Data records:

________

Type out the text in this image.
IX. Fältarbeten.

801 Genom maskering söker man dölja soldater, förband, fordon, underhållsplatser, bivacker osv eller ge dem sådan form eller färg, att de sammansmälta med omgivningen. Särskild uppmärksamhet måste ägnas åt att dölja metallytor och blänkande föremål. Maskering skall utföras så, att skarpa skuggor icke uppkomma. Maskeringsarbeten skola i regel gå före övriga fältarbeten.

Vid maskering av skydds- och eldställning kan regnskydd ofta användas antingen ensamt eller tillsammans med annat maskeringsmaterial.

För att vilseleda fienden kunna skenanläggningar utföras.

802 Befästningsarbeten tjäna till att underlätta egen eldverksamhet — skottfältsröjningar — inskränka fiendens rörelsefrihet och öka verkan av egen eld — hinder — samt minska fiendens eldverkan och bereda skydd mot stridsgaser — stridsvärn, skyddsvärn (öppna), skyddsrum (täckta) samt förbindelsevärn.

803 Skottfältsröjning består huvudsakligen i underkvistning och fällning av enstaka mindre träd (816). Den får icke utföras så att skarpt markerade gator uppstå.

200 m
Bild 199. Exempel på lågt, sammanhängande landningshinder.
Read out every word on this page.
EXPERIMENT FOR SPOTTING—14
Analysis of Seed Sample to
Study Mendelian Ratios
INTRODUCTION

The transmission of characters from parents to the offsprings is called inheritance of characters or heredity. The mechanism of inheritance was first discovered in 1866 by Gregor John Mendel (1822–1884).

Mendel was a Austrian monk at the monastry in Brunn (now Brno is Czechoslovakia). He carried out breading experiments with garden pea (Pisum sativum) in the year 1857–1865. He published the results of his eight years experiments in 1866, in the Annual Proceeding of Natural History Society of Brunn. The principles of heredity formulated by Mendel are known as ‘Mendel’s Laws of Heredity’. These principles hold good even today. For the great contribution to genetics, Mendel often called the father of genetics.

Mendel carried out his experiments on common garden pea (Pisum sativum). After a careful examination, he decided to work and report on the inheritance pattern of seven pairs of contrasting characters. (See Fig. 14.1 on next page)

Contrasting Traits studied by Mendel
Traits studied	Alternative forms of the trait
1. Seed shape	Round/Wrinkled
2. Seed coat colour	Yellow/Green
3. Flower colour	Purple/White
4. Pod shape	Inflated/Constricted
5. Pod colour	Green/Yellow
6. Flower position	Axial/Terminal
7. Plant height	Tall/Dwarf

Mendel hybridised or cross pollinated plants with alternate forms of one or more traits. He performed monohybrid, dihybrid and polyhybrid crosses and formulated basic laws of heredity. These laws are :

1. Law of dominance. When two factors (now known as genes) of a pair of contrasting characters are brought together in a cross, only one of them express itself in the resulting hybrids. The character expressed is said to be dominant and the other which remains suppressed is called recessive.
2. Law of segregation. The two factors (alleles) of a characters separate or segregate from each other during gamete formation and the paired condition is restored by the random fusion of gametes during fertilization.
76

________

§ **Problem statement**
Determine, please, how many lines hold "from" in the records, and give that number by itself.

§ **Written solution**
2